Immediate Payment Annuity Rates Will Decrease Moderately at All Ages

For typical annuitant ages, 70 and older, the new single-life rates will be 0.4% - 0.5% lower than the rates they replace. They will be capped at 8.6% for annuitant ages 90 and over, a 0.4% decrease. Two-life annuity rates are also 0.4% - 0.5% lower at most joint ages throughout the schedule, culminating in a cap of 8.4% at the highest ages, down from 8.8% under the current table.

The figures in the table below give you a sense of how the new rates and resulting charitable deductions will differ from the current rates and deductions over the range of common annuitant ages. They are based on a $10,000 immediate payment gift annuity that makes payments at the end of each quarter, and a June 2020 IRS discount rate of 0.6%. For comparison, the deduction under the current rates and the February 2020 IRS discount rate of 2.2% is also shown.

Comparison of New and Old ACGA Rates

Annuitant Age(s) Old Annuity Deduction 6/20 Deduction 2/20 New Annuity New Deduction
65 $470 $2,661 $3,363 $420 $3,013
75 $580 $4,102 $4,503 $540 $4,262
85 $800 $5,301 $5,509 $760 $5,410
65/65 $420 $1,727 $2,617 $380 $1,958
75/75 $500 $3,274 $3,794 $460 $3,494
85/85 $690 $4,388 $4,672 $650 $4,541

 

Not surprisingly, a decrease in annuity rates causes an increase in deduction. You can see how much by comparing figures in the “Deduction 6/20” and “New Deduction” columns. The “Deduction 2/20” column shows, however, that just four months ago – February 2020 – when the IRS discount rate was 2.2%, the deduction available using the current higher annuity rates was, in many instances, higher than the deductions that will be available under the new lower rates and June’s 0.6% IRS discount rate. The offer of a lower annuity rate and lower charitable deduction may be a surprise to supporters who have considered or funded a gift annuity in the past few years and are considering one again. One consolation of the historically low deductions for gift annuities is a historically high tax-free portion of annuity payments.

Deferred Gift Annuity Rates Will Decrease More Than Immediate Annuity Rates

The ACGA has decreased the compound interest factor for deferred gift annuity (DGA) rates from 3.25% to 2.75% for all deferral periods. This means that the deferred annuity rate will increase less per year of deferral under the new recommendations than under the current ones. Because of this decrease, the longer the deferral period, the greater the difference between the old DGA rates and the new ones will be.

The figures in the table below show how the ACGA recommended rate for a DGA deferred 5, 10, or 15 years will change under the new schedule. The annuity amounts are based on a $10,000 funding amount.

New DGA Rates vs. Old DGA Rates

Annuitant Age at Gift Years of Deferral Old Annuity New Annuity Difference
60 5 $550 $480 $70
60 10 $700 $620 $80
60 15 $930 $810 $120

 

What if the IRS Discount Rate Dips Below 0.6%?

[Records in a dataset]
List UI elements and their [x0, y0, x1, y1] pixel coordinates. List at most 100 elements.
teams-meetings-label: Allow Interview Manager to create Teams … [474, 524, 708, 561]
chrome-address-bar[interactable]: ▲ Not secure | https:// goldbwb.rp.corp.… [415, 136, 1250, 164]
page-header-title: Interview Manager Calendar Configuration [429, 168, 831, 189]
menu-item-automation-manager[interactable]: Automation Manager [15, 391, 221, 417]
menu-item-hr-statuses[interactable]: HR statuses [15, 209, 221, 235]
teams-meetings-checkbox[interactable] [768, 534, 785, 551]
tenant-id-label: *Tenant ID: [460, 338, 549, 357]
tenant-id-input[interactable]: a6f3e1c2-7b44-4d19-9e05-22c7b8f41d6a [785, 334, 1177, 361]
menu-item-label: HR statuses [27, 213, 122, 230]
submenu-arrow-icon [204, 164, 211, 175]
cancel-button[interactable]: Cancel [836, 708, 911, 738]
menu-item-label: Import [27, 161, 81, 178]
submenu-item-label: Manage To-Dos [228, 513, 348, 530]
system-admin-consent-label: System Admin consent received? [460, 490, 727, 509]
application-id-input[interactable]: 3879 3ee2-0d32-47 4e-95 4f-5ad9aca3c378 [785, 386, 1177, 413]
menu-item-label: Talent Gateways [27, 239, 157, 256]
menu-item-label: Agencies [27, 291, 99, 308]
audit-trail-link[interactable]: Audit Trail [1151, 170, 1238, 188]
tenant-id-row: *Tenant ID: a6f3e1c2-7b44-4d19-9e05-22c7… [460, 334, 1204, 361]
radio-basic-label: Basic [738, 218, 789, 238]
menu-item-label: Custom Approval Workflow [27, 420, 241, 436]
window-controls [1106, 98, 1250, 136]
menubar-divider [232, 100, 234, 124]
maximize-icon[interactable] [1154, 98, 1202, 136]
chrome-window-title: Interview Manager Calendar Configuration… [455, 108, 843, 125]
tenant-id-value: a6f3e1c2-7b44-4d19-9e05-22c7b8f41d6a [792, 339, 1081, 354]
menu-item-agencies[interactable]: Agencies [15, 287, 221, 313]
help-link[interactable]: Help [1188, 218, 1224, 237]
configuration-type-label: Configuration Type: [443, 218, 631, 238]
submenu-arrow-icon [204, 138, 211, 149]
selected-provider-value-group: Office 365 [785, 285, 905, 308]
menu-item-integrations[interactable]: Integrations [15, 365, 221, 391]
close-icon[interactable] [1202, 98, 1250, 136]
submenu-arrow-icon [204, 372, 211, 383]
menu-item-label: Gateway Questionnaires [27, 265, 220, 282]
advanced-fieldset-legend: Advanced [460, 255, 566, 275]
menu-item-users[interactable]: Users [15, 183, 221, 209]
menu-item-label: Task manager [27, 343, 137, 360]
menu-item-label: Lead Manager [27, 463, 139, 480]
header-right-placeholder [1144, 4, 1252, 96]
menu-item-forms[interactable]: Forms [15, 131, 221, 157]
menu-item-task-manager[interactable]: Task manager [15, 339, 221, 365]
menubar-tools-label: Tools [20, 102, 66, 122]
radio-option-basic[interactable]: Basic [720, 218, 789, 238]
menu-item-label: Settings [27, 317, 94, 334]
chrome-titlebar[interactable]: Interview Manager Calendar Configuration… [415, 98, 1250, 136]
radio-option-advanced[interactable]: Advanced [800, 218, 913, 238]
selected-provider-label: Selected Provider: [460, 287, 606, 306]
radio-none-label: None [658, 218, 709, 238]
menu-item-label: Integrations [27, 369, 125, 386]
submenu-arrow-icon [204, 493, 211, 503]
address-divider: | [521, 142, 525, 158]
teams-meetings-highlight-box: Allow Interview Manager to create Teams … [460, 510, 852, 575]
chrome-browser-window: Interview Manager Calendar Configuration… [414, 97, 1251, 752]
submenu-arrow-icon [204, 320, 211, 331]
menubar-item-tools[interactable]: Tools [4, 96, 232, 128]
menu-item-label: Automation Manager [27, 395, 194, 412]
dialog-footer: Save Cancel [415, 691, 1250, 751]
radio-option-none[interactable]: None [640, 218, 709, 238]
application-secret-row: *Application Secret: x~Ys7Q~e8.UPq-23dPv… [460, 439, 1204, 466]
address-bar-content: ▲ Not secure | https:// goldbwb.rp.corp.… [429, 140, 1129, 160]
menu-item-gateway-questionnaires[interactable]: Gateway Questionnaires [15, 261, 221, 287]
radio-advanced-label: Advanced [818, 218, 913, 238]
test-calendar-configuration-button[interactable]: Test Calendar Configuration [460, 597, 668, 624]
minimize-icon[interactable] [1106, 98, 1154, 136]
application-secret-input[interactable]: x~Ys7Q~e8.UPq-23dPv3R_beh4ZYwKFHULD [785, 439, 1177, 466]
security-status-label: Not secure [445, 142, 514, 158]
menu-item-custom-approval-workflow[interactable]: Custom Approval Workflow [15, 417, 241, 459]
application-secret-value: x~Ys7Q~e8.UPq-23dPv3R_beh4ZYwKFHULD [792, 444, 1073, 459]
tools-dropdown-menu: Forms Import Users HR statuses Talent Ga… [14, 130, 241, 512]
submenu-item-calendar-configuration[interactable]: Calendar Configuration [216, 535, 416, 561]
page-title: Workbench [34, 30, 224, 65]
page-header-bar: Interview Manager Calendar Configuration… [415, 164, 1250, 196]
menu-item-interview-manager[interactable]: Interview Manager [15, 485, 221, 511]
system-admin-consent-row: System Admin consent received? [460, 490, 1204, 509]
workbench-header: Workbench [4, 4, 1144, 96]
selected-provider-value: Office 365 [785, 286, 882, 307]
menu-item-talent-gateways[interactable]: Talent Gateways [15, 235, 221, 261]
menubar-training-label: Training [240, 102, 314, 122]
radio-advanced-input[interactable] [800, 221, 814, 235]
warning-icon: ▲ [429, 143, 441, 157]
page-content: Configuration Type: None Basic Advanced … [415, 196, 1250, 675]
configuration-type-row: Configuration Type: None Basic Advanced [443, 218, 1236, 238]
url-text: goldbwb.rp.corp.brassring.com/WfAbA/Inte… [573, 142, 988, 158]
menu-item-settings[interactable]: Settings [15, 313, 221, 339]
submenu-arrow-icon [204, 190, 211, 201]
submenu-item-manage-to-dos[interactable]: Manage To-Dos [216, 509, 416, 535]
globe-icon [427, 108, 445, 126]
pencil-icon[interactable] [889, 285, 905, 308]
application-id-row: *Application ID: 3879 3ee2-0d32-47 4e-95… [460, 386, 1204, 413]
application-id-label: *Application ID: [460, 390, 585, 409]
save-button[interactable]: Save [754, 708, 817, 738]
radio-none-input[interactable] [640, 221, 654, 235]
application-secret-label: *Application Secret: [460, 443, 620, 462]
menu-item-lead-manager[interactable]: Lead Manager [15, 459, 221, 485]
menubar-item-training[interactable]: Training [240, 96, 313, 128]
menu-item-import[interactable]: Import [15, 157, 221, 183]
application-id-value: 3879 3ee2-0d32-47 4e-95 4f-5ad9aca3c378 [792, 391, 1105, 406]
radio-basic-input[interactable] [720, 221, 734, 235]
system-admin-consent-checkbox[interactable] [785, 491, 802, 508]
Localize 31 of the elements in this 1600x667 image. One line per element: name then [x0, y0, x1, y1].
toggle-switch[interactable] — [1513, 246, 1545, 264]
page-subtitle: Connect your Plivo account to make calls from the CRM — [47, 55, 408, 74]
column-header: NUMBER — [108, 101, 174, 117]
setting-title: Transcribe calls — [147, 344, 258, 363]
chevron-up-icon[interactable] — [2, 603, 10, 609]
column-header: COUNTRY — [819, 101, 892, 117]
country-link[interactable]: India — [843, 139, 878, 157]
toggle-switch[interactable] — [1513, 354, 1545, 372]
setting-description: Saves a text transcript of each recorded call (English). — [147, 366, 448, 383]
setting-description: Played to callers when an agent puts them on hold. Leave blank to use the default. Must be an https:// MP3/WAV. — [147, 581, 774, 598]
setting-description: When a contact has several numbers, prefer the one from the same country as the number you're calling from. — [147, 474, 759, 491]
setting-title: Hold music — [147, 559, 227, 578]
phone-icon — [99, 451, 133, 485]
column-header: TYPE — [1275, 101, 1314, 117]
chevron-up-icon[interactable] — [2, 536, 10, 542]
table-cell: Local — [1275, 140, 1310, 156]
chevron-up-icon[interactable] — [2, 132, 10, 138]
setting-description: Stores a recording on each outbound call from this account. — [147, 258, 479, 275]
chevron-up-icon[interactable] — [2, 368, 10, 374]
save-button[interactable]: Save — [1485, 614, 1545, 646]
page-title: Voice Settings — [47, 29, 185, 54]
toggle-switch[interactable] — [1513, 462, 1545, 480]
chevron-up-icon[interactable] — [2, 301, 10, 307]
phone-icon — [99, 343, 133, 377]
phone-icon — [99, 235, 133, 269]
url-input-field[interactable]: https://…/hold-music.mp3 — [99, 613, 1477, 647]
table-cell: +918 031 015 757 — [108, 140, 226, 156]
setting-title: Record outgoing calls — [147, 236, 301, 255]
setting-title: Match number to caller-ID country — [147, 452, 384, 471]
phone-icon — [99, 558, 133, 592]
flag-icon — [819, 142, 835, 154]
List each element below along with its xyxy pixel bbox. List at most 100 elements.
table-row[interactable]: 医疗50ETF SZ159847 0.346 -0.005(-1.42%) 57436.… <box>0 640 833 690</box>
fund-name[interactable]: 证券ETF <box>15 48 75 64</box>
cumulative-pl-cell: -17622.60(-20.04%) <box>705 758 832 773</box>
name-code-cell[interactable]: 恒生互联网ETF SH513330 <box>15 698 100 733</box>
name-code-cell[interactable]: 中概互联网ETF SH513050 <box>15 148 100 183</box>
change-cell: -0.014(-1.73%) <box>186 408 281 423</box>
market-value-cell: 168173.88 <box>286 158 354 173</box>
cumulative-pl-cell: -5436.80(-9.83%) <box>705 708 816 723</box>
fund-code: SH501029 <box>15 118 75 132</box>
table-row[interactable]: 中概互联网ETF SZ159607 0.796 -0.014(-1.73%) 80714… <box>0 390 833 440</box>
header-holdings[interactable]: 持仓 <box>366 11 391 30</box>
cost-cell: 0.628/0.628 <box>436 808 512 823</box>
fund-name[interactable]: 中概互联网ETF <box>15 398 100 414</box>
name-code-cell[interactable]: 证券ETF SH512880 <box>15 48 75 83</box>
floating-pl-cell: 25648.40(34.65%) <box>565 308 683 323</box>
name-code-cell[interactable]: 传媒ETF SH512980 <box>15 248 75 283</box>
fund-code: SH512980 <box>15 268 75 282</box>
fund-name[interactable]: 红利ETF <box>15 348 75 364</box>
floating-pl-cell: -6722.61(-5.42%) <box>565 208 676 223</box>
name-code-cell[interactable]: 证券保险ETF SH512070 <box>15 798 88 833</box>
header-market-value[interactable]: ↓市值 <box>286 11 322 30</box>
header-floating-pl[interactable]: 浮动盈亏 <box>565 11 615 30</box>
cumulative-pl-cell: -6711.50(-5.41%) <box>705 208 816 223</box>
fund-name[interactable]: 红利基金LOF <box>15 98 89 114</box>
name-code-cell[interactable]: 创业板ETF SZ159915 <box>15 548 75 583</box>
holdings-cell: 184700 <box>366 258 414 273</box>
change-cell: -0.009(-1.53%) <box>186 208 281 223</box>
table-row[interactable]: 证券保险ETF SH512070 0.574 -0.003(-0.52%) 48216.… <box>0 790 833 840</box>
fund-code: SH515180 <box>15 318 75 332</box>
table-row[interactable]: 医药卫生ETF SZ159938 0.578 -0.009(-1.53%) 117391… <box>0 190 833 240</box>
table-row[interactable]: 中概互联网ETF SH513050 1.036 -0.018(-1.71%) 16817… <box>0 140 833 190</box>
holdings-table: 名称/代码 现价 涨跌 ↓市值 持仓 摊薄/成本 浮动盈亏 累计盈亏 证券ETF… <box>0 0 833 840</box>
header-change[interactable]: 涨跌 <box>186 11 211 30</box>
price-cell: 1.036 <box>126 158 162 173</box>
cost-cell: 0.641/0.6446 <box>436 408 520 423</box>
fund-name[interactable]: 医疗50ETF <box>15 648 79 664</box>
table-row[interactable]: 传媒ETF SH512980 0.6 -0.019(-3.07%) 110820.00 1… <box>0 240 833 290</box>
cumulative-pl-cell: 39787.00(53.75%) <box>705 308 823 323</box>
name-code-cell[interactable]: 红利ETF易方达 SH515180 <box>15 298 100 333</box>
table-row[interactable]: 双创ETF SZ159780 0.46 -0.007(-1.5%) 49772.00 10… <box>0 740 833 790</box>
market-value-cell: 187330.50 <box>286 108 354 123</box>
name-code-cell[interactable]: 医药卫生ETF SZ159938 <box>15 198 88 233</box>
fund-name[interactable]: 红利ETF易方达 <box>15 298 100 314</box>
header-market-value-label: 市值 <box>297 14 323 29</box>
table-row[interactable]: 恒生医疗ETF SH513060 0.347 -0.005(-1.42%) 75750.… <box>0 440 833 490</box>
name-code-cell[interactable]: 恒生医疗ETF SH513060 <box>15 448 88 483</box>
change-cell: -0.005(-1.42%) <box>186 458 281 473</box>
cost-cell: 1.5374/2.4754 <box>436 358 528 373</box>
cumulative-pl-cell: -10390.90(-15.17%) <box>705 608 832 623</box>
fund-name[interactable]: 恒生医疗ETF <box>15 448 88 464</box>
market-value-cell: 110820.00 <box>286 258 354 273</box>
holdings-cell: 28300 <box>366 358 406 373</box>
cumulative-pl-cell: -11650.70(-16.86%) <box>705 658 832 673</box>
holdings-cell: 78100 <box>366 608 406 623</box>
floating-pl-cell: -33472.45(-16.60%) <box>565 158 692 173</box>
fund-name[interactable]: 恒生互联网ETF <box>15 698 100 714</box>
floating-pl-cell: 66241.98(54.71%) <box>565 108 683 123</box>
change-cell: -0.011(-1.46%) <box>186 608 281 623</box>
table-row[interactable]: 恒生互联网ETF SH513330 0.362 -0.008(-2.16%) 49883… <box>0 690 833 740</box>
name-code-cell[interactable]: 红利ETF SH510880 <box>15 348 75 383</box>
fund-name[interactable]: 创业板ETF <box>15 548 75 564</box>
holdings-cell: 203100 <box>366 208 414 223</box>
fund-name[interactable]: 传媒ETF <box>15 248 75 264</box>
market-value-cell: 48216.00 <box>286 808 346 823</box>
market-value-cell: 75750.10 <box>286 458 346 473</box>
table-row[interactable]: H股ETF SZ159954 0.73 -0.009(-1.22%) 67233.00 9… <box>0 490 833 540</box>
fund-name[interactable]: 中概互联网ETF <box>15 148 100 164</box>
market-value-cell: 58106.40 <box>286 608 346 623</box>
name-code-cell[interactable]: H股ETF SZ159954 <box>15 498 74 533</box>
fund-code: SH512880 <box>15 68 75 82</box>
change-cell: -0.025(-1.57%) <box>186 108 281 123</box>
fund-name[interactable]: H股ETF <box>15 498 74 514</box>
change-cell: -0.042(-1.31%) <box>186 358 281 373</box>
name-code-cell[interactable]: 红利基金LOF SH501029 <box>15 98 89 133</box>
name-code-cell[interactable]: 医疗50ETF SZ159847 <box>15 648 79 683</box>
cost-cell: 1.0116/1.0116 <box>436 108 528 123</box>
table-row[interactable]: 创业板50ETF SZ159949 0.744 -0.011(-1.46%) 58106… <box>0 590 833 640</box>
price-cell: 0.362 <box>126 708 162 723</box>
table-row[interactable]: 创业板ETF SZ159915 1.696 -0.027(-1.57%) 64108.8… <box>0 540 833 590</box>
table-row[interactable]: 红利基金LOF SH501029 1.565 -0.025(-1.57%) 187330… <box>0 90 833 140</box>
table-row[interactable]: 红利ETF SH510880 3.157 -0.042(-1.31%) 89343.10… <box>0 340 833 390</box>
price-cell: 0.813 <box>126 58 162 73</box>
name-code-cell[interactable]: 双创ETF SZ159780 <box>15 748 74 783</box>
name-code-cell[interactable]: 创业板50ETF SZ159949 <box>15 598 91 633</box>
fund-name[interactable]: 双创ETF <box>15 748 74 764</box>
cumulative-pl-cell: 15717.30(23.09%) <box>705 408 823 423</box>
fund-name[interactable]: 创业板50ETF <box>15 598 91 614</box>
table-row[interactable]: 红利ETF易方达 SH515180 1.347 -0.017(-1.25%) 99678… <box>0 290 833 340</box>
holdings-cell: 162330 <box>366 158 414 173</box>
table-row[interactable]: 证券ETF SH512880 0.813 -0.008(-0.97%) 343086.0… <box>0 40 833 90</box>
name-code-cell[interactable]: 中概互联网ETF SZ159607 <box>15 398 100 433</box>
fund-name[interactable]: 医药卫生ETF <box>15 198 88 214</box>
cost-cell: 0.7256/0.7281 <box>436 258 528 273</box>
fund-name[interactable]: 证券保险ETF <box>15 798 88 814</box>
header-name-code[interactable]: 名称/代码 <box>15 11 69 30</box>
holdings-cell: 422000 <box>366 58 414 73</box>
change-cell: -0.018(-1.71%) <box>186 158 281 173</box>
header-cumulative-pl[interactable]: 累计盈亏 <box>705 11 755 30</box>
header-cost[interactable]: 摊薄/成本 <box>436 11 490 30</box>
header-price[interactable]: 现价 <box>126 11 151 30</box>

▶ [REQUIREMENTS]:
1) Edit the records from their first line through the line with "334, 1177, 361]", replacing "Interview Manager" with "Hiring Manager" and leaving everything else unchanged.
2) Pick up the piece on gift annuity rates where it stops and keep writing.

▶ [TASK-BY-TASK ANSWERS]:
1)
List UI elements and their [x0, y0, x1, y1] pixel coordinates. List at most 100 elements.
teams-meetings-label: Allow Hiring Manager to create Teams … [474, 524, 708, 561]
chrome-address-bar[interactable]: ▲ Not secure | https:// goldbwb.rp.corp.… [415, 136, 1250, 164]
page-header-title: Hiring Manager Calendar Configuration [429, 168, 831, 189]
menu-item-automation-manager[interactable]: Automation Manager [15, 391, 221, 417]
menu-item-hr-statuses[interactable]: HR statuses [15, 209, 221, 235]
teams-meetings-checkbox[interactable] [768, 534, 785, 551]
tenant-id-label: *Tenant ID: [460, 338, 549, 357]
tenant-id-input[interactable]: a6f3e1c2-7b44-4d19-9e05-22c7b8f41d6a [785, 334, 1177, 361]

2)
The present value of a gift annuity's payments must be less than 90% of the value of the property contributed for the arrangement to qualify as a charitable gift annuity. As a practical matter, this means the charitable deduction must be more than 10% of the value of the property contributed. A charity that issues a charitable gift annuity that does not pass this 10% test may incur adverse tax consequences. The new ACGA rates are designed to yield a deduction of more than 10% for all immediate payment gift annuities when the IRS discount rate is 0.6% or greater.

Even at an almost unthinkably low IRS discount rate of 0.0%, the new rates for immediate payment annuities will result in deductions of more than 10% for single-life annuitants who are 58 or older, and for joint-life annuitants who are both 64 or older. These ages are below the age range of the typical immediate payment gift annuity beneficiary, so it appears unlikely that gift planners will encounter situations where they need to offer less than the new ACGA rate in order to meet the 10% deduction requirement.

Note that all PG Calc software that computes gift annuity deductions issues a warning whenever it computes a gift annuity deduction of 10% or less.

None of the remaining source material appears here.